---- EXERCISE INPUTS

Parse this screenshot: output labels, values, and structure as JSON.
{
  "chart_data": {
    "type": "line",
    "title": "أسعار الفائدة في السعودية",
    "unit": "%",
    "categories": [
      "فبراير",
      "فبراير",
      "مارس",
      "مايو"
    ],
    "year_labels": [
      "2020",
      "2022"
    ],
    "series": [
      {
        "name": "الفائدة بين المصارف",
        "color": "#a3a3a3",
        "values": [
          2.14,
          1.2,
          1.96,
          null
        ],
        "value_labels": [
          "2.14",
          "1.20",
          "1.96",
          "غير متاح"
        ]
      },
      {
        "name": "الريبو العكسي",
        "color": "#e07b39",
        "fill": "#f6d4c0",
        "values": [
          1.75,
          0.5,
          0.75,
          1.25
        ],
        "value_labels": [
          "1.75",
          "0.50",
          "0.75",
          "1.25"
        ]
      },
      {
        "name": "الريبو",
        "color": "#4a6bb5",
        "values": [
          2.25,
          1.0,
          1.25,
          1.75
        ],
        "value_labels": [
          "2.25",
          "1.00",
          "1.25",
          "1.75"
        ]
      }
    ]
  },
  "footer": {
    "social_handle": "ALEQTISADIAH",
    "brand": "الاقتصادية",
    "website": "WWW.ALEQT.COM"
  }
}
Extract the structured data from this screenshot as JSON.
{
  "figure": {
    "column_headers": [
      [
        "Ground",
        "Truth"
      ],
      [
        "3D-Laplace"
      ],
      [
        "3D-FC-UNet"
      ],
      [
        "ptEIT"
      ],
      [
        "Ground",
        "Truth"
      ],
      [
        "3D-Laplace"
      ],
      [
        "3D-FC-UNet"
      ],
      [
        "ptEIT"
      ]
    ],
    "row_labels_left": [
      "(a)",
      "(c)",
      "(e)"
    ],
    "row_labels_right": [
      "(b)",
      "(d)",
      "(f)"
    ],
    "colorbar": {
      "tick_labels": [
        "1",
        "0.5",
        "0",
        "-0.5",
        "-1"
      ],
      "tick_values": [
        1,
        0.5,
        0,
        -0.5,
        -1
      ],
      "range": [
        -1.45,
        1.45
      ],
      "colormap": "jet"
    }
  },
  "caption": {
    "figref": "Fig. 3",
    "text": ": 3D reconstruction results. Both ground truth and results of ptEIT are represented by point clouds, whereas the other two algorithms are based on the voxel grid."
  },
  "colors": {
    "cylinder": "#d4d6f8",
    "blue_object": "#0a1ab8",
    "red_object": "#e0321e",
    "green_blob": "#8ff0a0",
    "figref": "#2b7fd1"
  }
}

--------

WRITTEN REQUEST >>
Once more, set down the full listing, verbatim.

RESPONSE TO THE EXERCISE >>
Parse this screenshot: output labels, values, and structure as JSON.
{
  "chart_data": {
    "type": "line",
    "title": "أسعار الفائدة في السعودية",
    "unit": "%",
    "categories": [
      "فبراير",
      "فبراير",
      "مارس",
      "مايو"
    ],
    "year_labels": [
      "2020",
      "2022"
    ],
    "series": [
      {
        "name": "الفائدة بين المصارف",
        "color": "#a3a3a3",
        "values": [
          2.14,
          1.2,
          1.96,
          null
        ],
        "value_labels": [
          "2.14",
          "1.20",
          "1.96",
          "غير متاح"
        ]
      },
      {
        "name": "الريبو العكسي",
        "color": "#e07b39",
        "fill": "#f6d4c0",
        "values": [
          1.75,
          0.5,
          0.75,
          1.25
        ],
        "value_labels": [
          "1.75",
          "0.50",
          "0.75",
          "1.25"
        ]
      },
      {
        "name": "الريبو",
        "color": "#4a6bb5",
        "values": [
          2.25,
          1.0,
          1.25,
          1.75
        ],
        "value_labels": [
          "2.25",
          "1.00",
          "1.25",
          "1.75"
        ]
      }
    ]
  },
  "footer": {
    "social_handle": "ALEQTISADIAH",
    "brand": "الاقتصادية",
    "website": "WWW.ALEQT.COM"
  }
}
Extract the structured data from this screenshot as JSON.
{
  "figure": {
    "column_headers": [
      [
        "Ground",
        "Truth"
      ],
      [
        "3D-Laplace"
      ],
      [
        "3D-FC-UNet"
      ],
      [
        "ptEIT"
      ],
      [
        "Ground",
        "Truth"
      ],
      [
        "3D-Laplace"
      ],
      [
        "3D-FC-UNet"
      ],
      [
        "ptEIT"
      ]
    ],
    "row_labels_left": [
      "(a)",
      "(c)",
      "(e)"
    ],
    "row_labels_right": [
      "(b)",
      "(d)",
      "(f)"
    ],
    "colorbar": {
      "tick_labels": [
        "1",
        "0.5",
        "0",
        "-0.5",
        "-1"
      ],
      "tick_values": [
        1,
        0.5,
        0,
        -0.5,
        -1
      ],
      "range": [
        -1.45,
        1.45
      ],
      "colormap": "jet"
    }
  },
  "caption": {
    "figref": "Fig. 3",
    "text": ": 3D reconstruction results. Both ground truth and results of ptEIT are represented by point clouds, whereas the other two algorithms are based on the voxel grid."
  },
  "colors": {
    "cylinder": "#d4d6f8",
    "blue_object": "#0a1ab8",
    "red_object": "#e0321e",
    "green_blob": "#8ff0a0",
    "figref": "#2b7fd1"
  }
}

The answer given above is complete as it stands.